## EXERCISE BRIEF
Reproduce verbatim the entries from the line containing "score-cell-total: 总分 bbox=[615, 170, 683, 228]" to the line containing "score-table-header-row bbox=[75, 170, 683, 228]", including both of those lines.

*** RECORDED DATA ***

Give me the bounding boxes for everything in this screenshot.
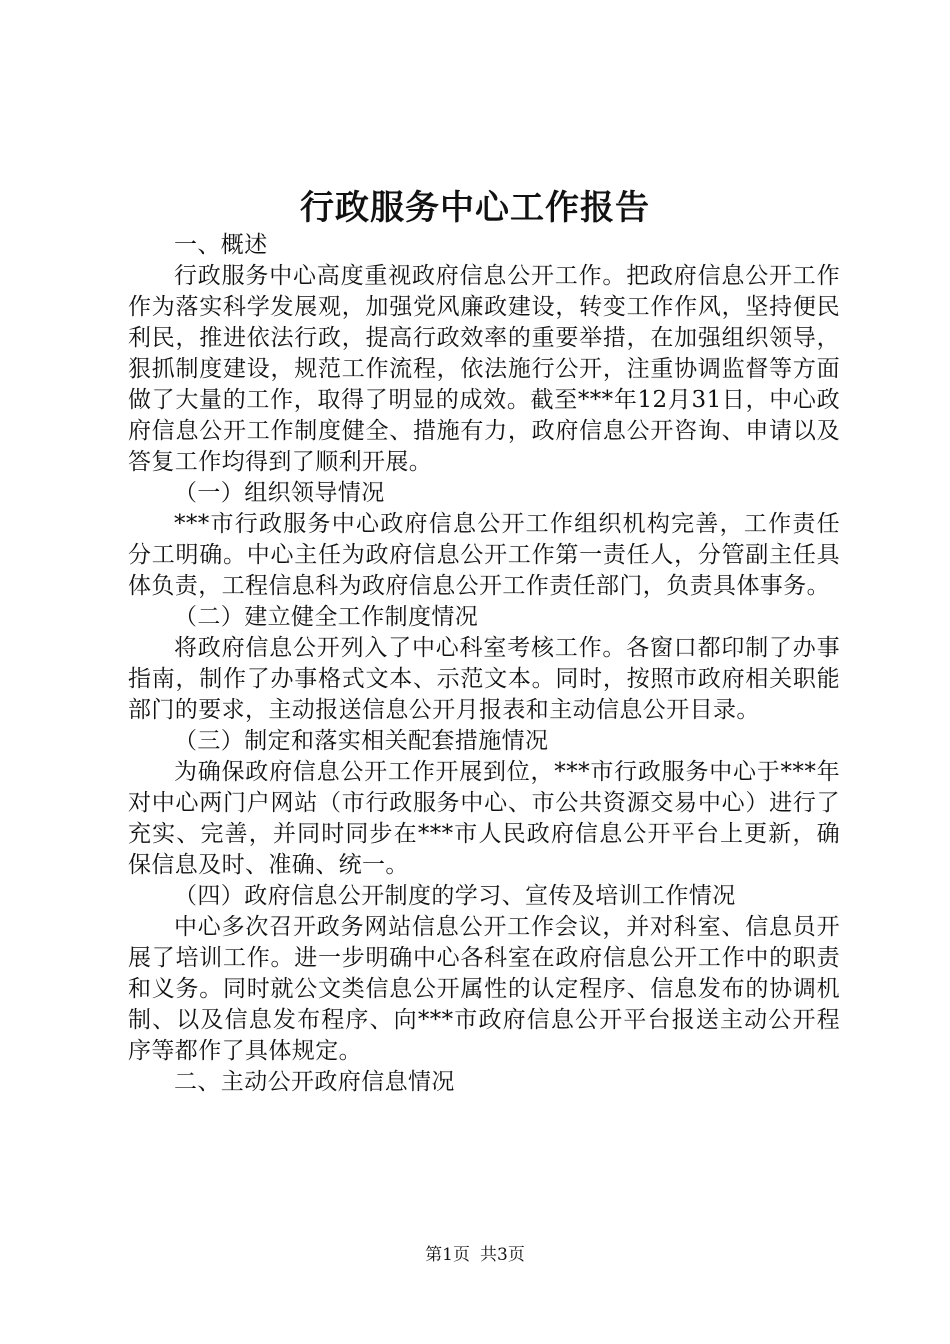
- page-footer: [0, 1244, 950, 1266]
- document-title: 行政服务中心工作报告: [300, 188, 650, 228]
- paragraph-overview: 行政服务中心高度重视政府信息公开工作。把政府信息公开工作作为落实科学发展观，加强党风廉政建设，转变工作作风，坚持便民利民，推进依法行政，提高行政效率的重要举措，在加强组织领导，狠抓制度建设，规范工作流程，依法施行公开，注重协调监督等方面做了大量的工作，取得了明显的成效。截至***年12月31日，中心政府信息公开工作制度健全、措施有力，政府信息公开咨询、申请以及答复工作均得到了顺利开展。: [128, 263, 840, 475]
- paragraph-organization: ***市行政服务中心政府信息公开工作组织机构完善，工作责任分工明确。中心主任为政府信息公开工作第一责任人，分管副主任具体负责，工程信息科为政府信息公开工作责任部门，负责具体事务。: [128, 511, 840, 599]
- subsection-heading-organization: （一）组织领导情况: [174, 480, 385, 506]
- paragraph-training: 中心多次召开政务网站信息公开工作会议，并对科室、信息员开展了培训工作。进一步明确中心各科室在政府信息公开工作中的职责和义务。同时就公文类信息公开属性的认定程序、信息发布的协调机制、以及信息发布程序、向***市政府信息公开平台报送主动公开程序等都作了具体规定。: [128, 914, 840, 1064]
- subsection-heading-system: （二）建立健全工作制度情况: [174, 604, 479, 630]
- subsection-heading-training: （四）政府信息公开制度的学习、宣传及培训工作情况: [174, 883, 736, 909]
- section-heading-active-disclosure: 二、主动公开政府信息情况: [174, 1069, 455, 1095]
- paragraph-measures: 为确保政府信息公开工作开展到位，***市行政服务中心于***年对中心两门户网站（市行政服务中心、市公共资源交易中心）进行了充实、完善，并同时同步在***市人民政府信息公开平台上更新，确保信息及时、准确、统一。: [128, 759, 840, 878]
- page-total: 共3页: [480, 1245, 525, 1265]
- page-number: 第1页: [425, 1245, 470, 1265]
- paragraph-system: 将政府信息公开列入了中心科室考核工作。各窗口都印制了办事指南，制作了办事格式文本、示范文本。同时，按照市政府相关职能部门的要求，主动报送信息公开月报表和主动信息公开目录。: [128, 635, 840, 723]
- section-heading-overview: 一、概述: [174, 232, 268, 258]
- document-body: [128, 230, 840, 1098]
- subsection-heading-measures: （三）制定和落实相关配套措施情况: [174, 728, 549, 754]
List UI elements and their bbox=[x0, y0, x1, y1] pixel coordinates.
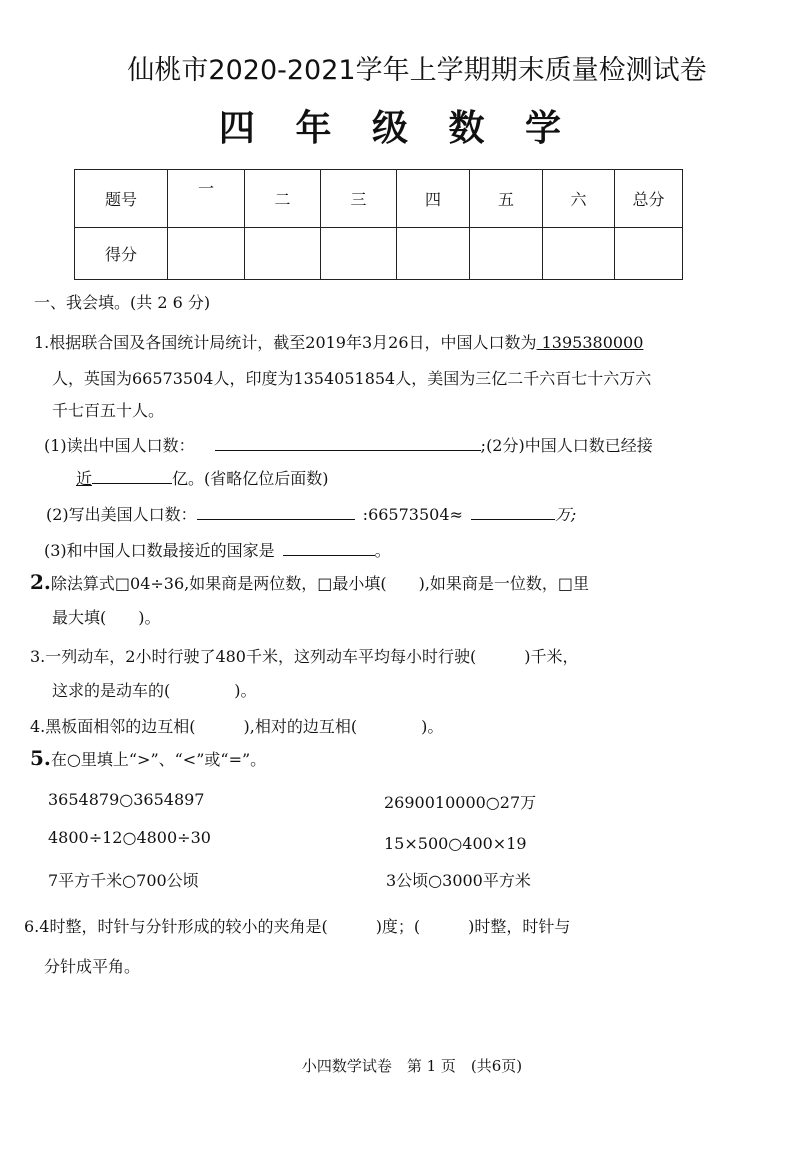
score-cell-total: 总分 bbox=[615, 170, 683, 228]
q1-sub3 bbox=[44, 538, 391, 561]
q4-line1: 4.黑板面相邻的边互相( ),相对的边互相( )。 bbox=[30, 717, 444, 736]
q1-sub2-mid: :66573504≈ bbox=[362, 505, 463, 524]
q1-line1 bbox=[34, 330, 643, 353]
q5-instruction: 在○里填上“>”、“<”或“=”。 bbox=[50, 750, 267, 769]
score-table-header-row bbox=[75, 170, 683, 228]
score-input-1[interactable] bbox=[168, 228, 245, 280]
score-input-6[interactable] bbox=[543, 228, 615, 280]
q5-item-2[interactable]: 2690010000○27万 bbox=[384, 793, 537, 812]
score-cell-5: 五 bbox=[470, 170, 543, 228]
q5-item-6[interactable]: 3公顷○3000平方米 bbox=[386, 871, 531, 890]
q6-line1: 6.4时整，时针与分针形成的较小的夹角是( )度；( )时整，时针与 bbox=[24, 917, 571, 936]
q1-sub1-approx-blank[interactable] bbox=[92, 467, 172, 484]
score-cell-1: 一 bbox=[168, 170, 245, 228]
q5-item-5[interactable]: 7平方千米○700公顷 bbox=[48, 871, 199, 890]
q1-sub3-post: 。 bbox=[374, 541, 391, 560]
score-cell-6: 六 bbox=[543, 170, 615, 228]
q1-sub1-line2-text: 亿。(省略亿位后面数) bbox=[172, 469, 329, 488]
q2-line2: 最大填( )。 bbox=[52, 608, 161, 627]
q1-sub1-mid: ;(2分)中国人口数已经接 bbox=[480, 436, 653, 455]
score-cell-4: 四 bbox=[397, 170, 470, 228]
q1-sub1-word: 近 bbox=[76, 469, 93, 488]
exam-title: 仙桃市2020-2021学年上学期期末质量检测试卷 bbox=[127, 55, 707, 86]
q5-item-4[interactable]: 15×500○400×19 bbox=[384, 834, 527, 853]
q2-line1 bbox=[30, 570, 589, 594]
q1-line1-text: 1.根据联合国及各国统计局统计，截至2019年3月26日，中国人口数为 bbox=[34, 333, 537, 352]
q5-item-1[interactable]: 3654879○3654897 bbox=[48, 790, 205, 809]
q1-sub3-answer-blank[interactable] bbox=[283, 539, 375, 556]
score-cell-2: 二 bbox=[245, 170, 321, 228]
q3-line1: 3.一列动车，2小时行驶了480千米，这列动车平均每小时行驶( )千米， bbox=[30, 647, 579, 666]
q1-sub2-answer-blank[interactable] bbox=[197, 503, 355, 520]
score-table-score-row bbox=[75, 228, 683, 280]
page-footer: 小四数学试卷 第 1 页 (共6页) bbox=[301, 1057, 523, 1075]
score-input-4[interactable] bbox=[397, 228, 470, 280]
q1-sub2-approx-blank[interactable] bbox=[471, 503, 555, 520]
score-input-2[interactable] bbox=[245, 228, 321, 280]
score-input-total[interactable] bbox=[615, 228, 683, 280]
q6-line2: 分针成平角。 bbox=[44, 957, 141, 976]
q1-china-population: 1395380000 bbox=[536, 333, 644, 352]
score-input-5[interactable] bbox=[470, 228, 543, 280]
q1-sub2-post: 万; bbox=[554, 505, 577, 524]
score-cell-label: 题号 bbox=[75, 170, 168, 228]
q2-line1-text: 除法算式□04÷36,如果商是两位数，□最小填( ),如果商是一位数，□里 bbox=[50, 574, 590, 593]
section1-heading: 一、我会填。(共 2 6 分) bbox=[34, 293, 211, 312]
q2-number: 2. bbox=[30, 570, 51, 594]
q1-sub2 bbox=[46, 502, 576, 525]
score-cell-3: 三 bbox=[321, 170, 397, 228]
score-table bbox=[74, 169, 683, 280]
q1-sub1 bbox=[44, 433, 653, 456]
q1-line2: 人，英国为66573504人，印度为1354051854人，美国为三亿二千六百七十六万六 bbox=[52, 369, 652, 388]
q5-line bbox=[30, 746, 266, 770]
q1-sub3-text: (3)和中国人口数最接近的国家是 bbox=[44, 541, 275, 560]
score-row-label: 得分 bbox=[75, 228, 168, 280]
q1-sub1-text: (1)读出中国人口数： bbox=[44, 436, 195, 455]
score-input-3[interactable] bbox=[321, 228, 397, 280]
q5-item-3[interactable]: 4800÷12○4800÷30 bbox=[48, 828, 211, 847]
q1-sub1-line2 bbox=[76, 466, 329, 489]
exam-subtitle: 四 年 级 数 学 bbox=[218, 108, 576, 149]
q1-line3: 千七百五十人。 bbox=[52, 401, 165, 420]
q1-sub1-answer-blank[interactable] bbox=[215, 434, 481, 451]
q3-line2: 这求的是动车的( )。 bbox=[52, 681, 257, 700]
q1-sub2-text: (2)写出美国人口数： bbox=[46, 505, 197, 524]
q5-number: 5. bbox=[30, 746, 51, 770]
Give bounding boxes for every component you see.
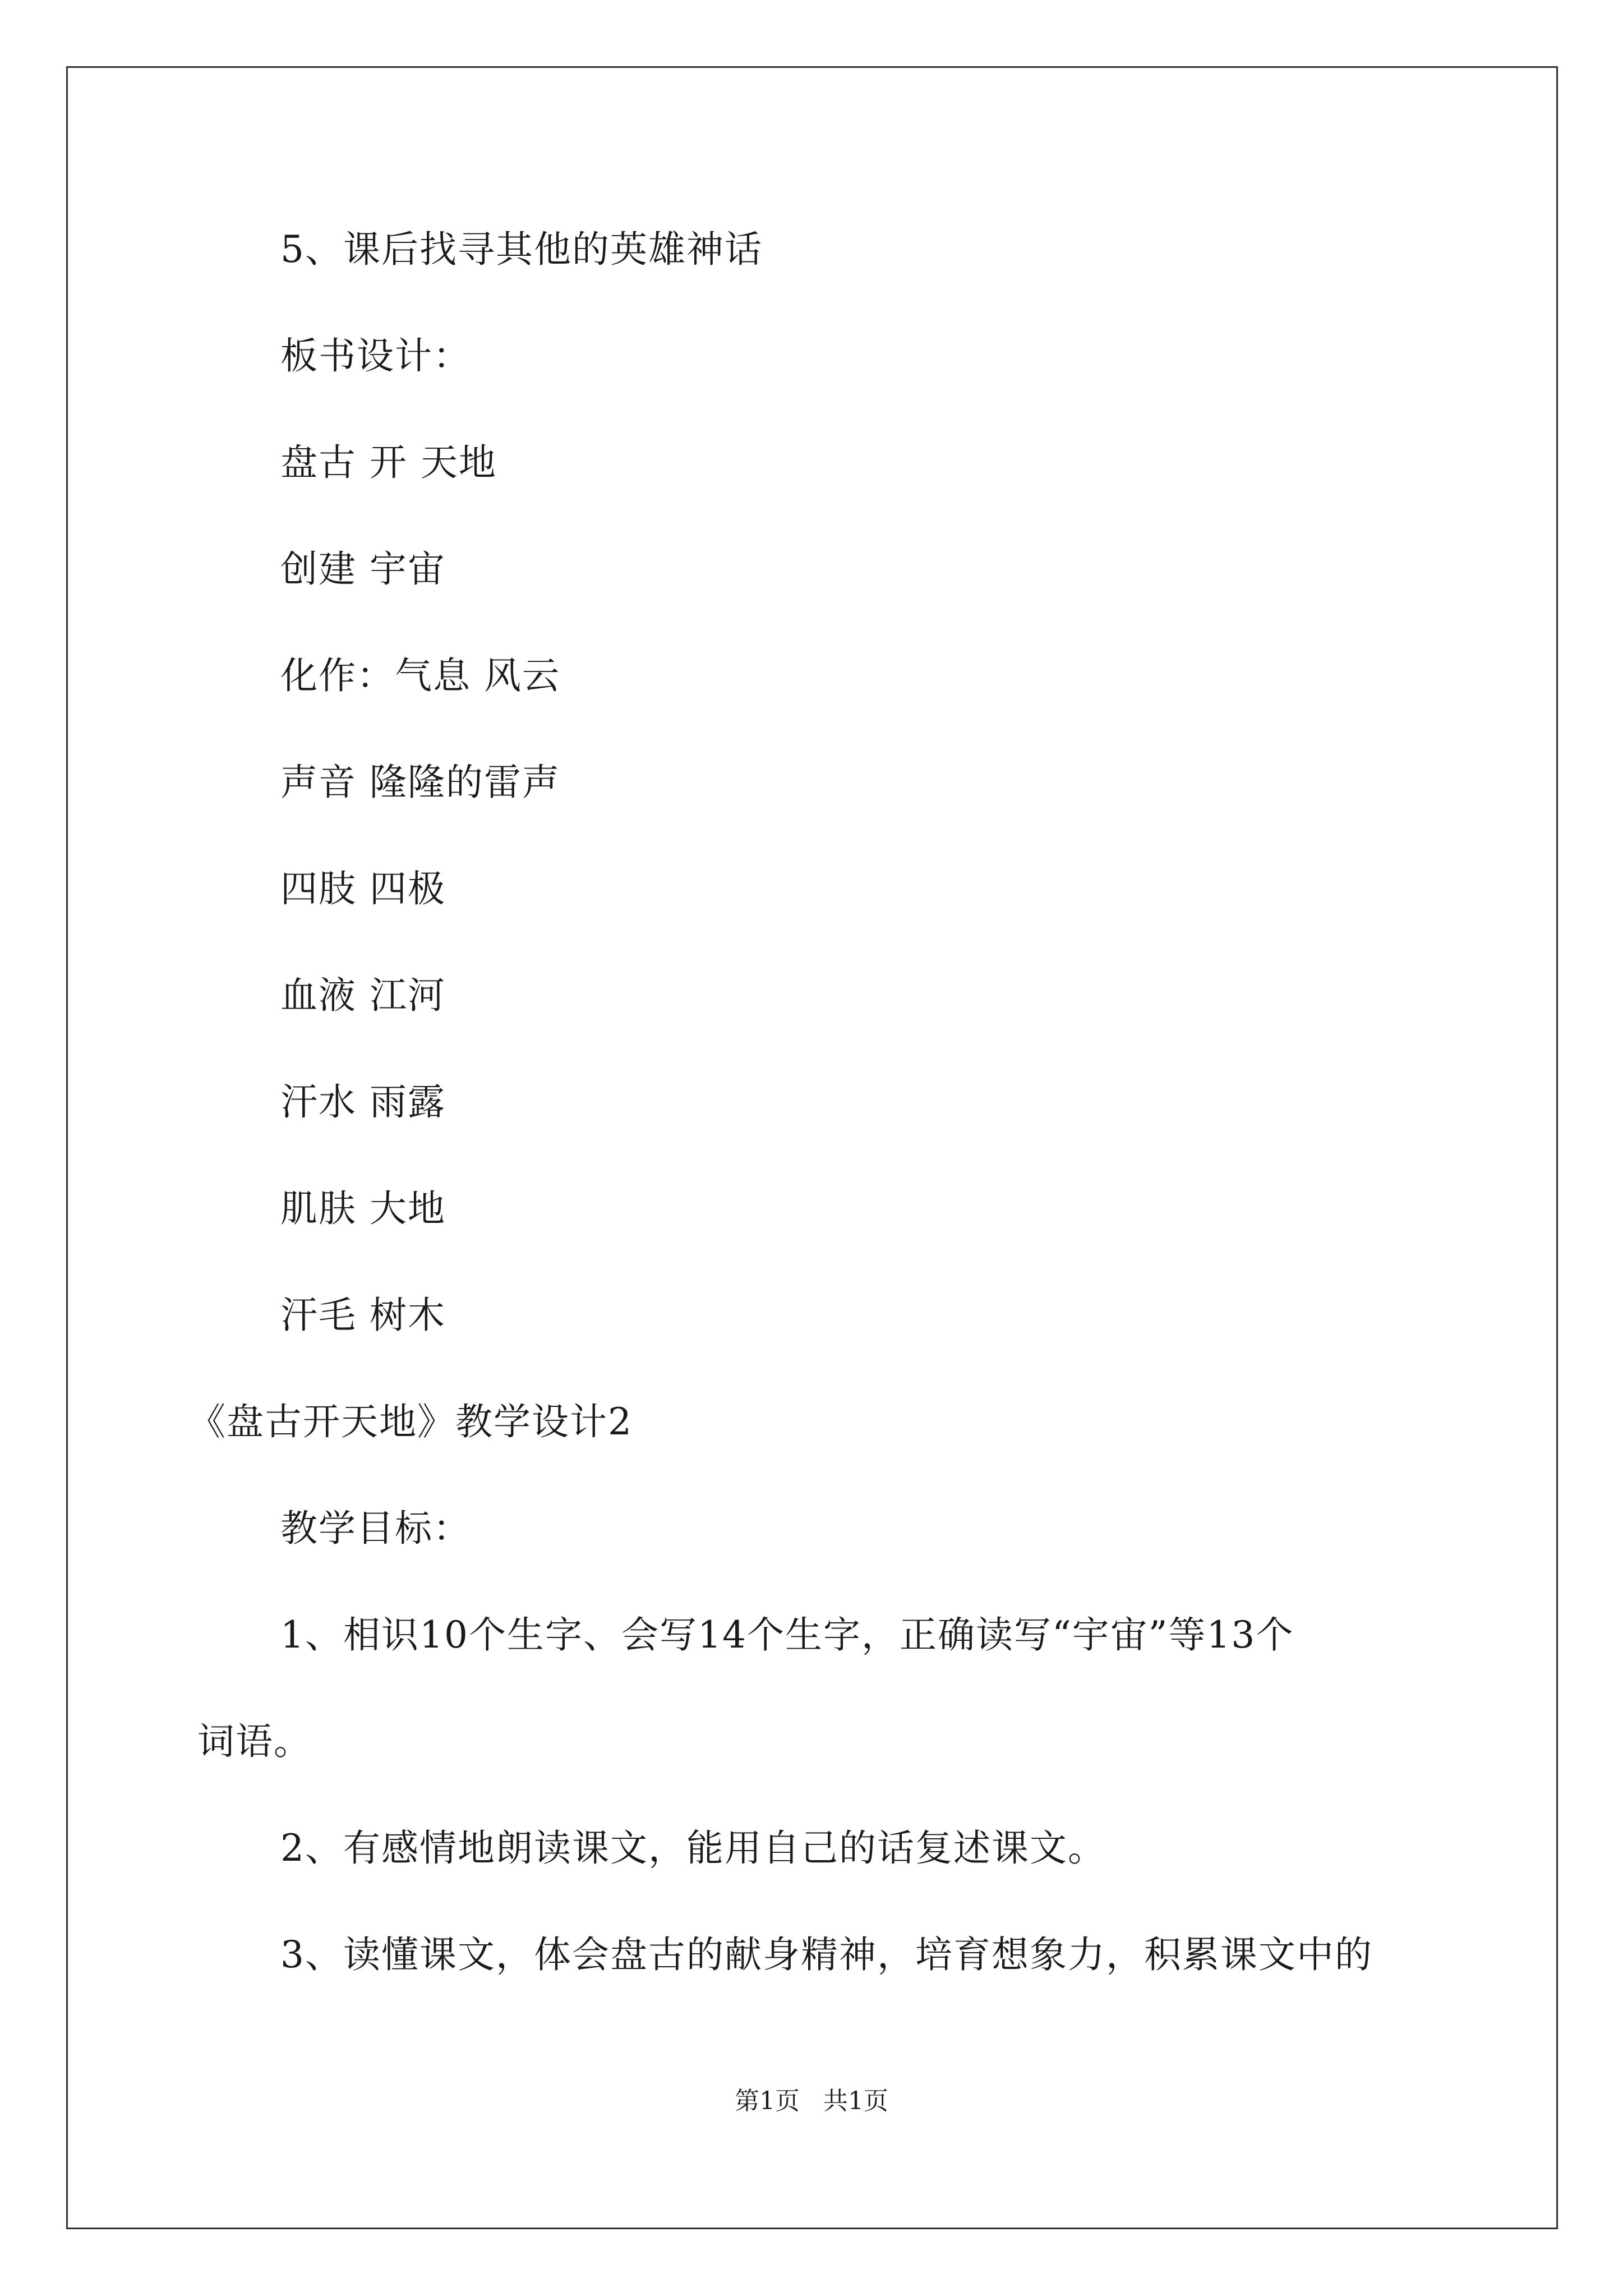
board-line: 血液 江河 xyxy=(280,974,446,1017)
board-line: 肌肤 大地 xyxy=(280,1187,446,1230)
goal-item-2: 2、有感情地朗读课文，能用自己的话复述课文。 xyxy=(280,1826,1106,1870)
board-line: 汗毛 树木 xyxy=(280,1294,446,1337)
goals-heading: 教学目标： xyxy=(280,1507,471,1550)
goal-item-1: 1、相识10个生字、会写14个生字，正确读写“宇宙”等13个 xyxy=(280,1613,1294,1657)
page-border xyxy=(66,66,1558,2229)
board-design-heading: 板书设计： xyxy=(280,334,471,378)
board-line: 声音 隆隆的雷声 xyxy=(280,761,560,804)
section-title: 《盘古开天地》教学设计2 xyxy=(188,1400,633,1443)
page-number-footer: 第1页 共1页 xyxy=(735,2087,888,2115)
homework-item: 5、课后找寻其他的英雄神话 xyxy=(280,228,763,271)
board-line: 四肢 四极 xyxy=(280,867,446,910)
board-line: 创建 宇宙 xyxy=(280,547,446,591)
goal-item-1-continuation: 词语。 xyxy=(197,1720,312,1763)
board-line: 化作：气息 风云 xyxy=(280,654,560,697)
goal-item-3: 3、读懂课文，体会盘古的献身精神，培育想象力，积累课文中的 xyxy=(280,1933,1373,1976)
board-line: 盘古 开 天地 xyxy=(280,441,497,484)
board-line: 汗水 雨露 xyxy=(280,1080,446,1124)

***

## ANSWER FOR THE TASK
score-cell-total: 总分 bbox=[615, 170, 683, 228]
q1-sub3 bbox=[44, 538, 391, 561]
q4-line1: 4.黑板面相邻的边互相( ),相对的边互相( )。 bbox=[30, 717, 444, 736]
q1-sub2-mid: :66573504≈ bbox=[362, 505, 463, 524]
q1-line1 bbox=[34, 330, 643, 353]
q5-instruction: 在○里填上“>”、“<”或“=”。 bbox=[50, 750, 267, 769]
score-table-header-row bbox=[75, 170, 683, 228]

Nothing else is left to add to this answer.